* JOB: Search the data below for "this"; list each line that holds it.

━━━━━ SUPPLIED ENTRIES ━━━━━

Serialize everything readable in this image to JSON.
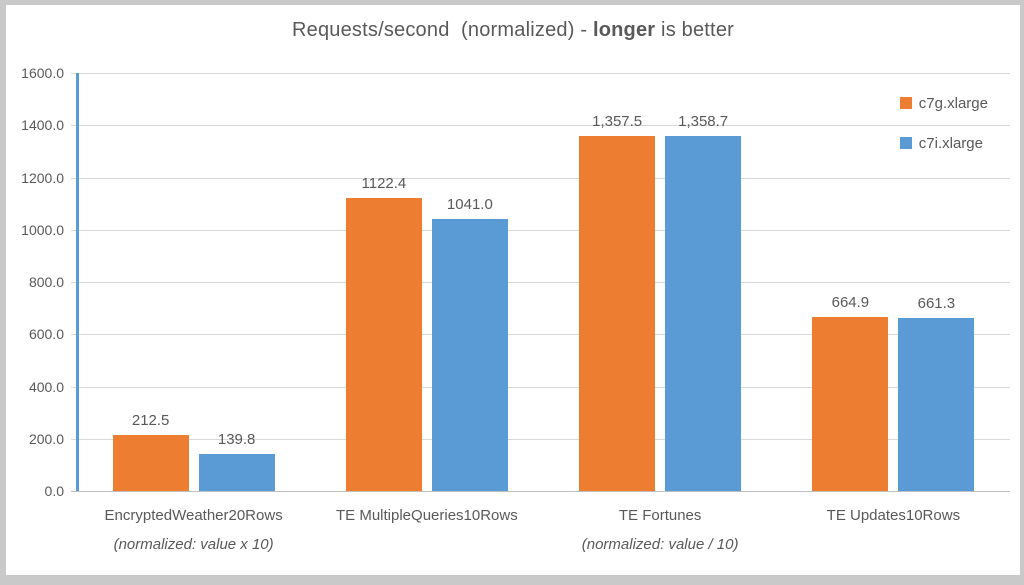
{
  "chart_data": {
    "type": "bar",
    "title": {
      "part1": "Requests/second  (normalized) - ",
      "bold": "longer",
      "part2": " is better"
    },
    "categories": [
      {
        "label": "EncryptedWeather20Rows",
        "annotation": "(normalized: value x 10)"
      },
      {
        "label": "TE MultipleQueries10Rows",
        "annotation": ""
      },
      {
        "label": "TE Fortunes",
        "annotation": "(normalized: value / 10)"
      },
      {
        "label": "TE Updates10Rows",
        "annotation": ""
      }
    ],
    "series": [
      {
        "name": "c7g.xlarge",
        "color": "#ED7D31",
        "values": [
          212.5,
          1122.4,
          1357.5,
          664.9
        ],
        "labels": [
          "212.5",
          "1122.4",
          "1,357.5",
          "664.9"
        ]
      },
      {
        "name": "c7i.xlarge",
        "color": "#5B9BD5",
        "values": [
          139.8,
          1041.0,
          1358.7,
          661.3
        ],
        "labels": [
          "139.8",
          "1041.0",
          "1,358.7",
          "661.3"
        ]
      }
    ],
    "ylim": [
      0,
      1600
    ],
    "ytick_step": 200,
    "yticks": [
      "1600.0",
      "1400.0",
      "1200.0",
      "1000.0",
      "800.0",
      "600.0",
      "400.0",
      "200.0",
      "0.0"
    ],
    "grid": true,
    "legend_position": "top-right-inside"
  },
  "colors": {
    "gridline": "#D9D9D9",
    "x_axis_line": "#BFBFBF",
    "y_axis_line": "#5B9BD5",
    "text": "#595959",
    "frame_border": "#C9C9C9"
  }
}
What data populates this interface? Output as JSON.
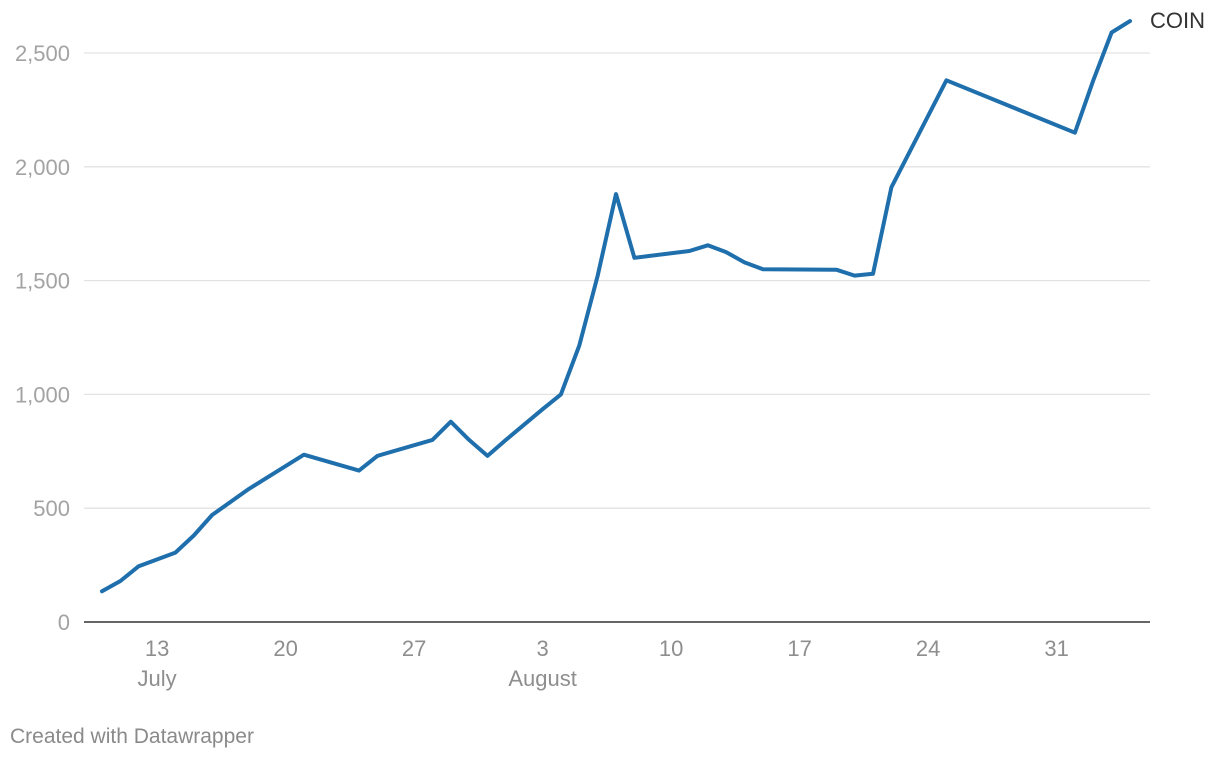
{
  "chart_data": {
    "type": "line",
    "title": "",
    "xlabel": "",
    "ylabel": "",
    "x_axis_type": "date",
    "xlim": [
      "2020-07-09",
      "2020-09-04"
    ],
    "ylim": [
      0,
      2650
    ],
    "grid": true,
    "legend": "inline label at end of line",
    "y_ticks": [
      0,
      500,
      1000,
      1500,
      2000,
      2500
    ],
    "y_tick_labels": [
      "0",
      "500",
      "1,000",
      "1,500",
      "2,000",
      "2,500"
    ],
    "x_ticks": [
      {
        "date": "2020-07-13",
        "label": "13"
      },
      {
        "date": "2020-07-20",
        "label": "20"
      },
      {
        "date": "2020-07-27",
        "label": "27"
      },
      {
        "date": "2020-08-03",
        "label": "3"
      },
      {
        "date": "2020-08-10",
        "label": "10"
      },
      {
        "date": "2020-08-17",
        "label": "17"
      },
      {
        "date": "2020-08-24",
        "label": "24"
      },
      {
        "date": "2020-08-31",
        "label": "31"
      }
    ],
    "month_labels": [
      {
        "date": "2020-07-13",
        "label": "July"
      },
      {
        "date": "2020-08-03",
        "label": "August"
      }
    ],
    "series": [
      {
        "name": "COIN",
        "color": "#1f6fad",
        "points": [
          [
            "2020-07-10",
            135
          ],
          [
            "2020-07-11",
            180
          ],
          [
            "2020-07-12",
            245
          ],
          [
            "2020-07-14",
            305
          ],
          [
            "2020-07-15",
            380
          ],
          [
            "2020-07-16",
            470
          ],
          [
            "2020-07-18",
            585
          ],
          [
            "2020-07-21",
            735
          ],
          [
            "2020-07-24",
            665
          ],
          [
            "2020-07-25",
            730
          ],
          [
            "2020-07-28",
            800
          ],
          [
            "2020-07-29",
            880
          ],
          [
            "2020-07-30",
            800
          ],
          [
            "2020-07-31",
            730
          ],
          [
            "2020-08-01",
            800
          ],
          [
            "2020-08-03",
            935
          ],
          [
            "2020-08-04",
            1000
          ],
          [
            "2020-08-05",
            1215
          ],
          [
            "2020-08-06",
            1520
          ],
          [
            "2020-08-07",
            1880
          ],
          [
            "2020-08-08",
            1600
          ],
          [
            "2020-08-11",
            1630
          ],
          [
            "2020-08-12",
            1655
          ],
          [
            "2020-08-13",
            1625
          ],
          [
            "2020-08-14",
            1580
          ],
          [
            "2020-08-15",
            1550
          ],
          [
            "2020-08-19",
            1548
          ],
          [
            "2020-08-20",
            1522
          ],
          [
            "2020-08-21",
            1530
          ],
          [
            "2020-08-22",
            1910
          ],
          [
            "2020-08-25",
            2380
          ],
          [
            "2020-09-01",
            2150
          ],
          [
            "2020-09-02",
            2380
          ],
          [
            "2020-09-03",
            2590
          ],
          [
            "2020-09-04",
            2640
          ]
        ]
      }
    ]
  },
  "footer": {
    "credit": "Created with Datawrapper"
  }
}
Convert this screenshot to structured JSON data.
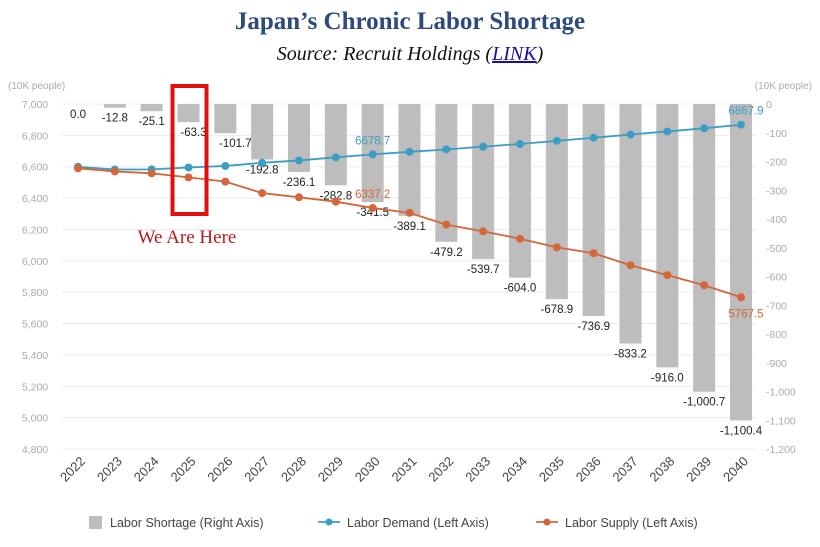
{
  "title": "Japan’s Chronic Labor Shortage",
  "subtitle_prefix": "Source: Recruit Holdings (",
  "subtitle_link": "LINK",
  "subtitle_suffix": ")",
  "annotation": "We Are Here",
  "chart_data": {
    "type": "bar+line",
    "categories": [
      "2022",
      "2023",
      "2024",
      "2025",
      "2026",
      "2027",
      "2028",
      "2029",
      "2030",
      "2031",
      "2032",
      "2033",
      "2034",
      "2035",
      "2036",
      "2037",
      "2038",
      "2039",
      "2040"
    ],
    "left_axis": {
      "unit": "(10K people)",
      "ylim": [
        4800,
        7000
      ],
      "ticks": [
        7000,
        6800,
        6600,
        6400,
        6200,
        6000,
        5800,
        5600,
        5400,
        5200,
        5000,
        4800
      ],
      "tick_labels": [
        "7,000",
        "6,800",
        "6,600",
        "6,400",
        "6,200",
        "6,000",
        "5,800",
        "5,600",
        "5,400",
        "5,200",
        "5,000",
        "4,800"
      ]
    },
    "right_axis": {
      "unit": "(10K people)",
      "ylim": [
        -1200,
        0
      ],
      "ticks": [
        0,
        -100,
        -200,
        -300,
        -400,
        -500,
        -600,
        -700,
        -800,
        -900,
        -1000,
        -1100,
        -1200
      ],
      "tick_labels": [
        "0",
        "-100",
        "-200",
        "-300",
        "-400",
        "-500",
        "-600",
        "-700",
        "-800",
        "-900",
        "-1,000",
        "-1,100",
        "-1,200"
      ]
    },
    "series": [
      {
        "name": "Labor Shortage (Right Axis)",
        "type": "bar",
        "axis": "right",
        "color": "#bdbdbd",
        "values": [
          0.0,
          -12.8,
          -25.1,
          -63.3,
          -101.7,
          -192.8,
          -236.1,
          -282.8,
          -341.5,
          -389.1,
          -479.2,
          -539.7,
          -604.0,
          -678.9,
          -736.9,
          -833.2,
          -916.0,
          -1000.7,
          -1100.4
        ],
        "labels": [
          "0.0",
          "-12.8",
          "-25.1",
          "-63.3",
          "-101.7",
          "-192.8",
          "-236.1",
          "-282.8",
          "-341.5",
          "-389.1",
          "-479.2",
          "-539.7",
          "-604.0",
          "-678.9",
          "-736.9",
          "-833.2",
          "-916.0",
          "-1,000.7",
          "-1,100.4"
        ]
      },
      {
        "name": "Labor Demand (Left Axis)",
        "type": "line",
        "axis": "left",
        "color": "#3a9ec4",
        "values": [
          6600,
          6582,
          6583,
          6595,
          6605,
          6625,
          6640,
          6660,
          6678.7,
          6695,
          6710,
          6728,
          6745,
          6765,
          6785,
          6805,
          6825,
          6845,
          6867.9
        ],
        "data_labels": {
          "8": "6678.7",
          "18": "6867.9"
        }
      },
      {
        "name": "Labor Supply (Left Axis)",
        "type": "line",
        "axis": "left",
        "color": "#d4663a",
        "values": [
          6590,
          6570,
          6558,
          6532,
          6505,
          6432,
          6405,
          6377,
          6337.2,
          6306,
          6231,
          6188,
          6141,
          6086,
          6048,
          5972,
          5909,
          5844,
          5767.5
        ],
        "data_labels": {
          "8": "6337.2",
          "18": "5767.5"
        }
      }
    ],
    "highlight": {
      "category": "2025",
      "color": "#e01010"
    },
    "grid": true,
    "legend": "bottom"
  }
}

━━━━━

* CORRECT RESULT:
Serialize everything readable in this image to JSON.
What data populates this interface? Output as JSON.
Convert this screenshot to structured JSON data.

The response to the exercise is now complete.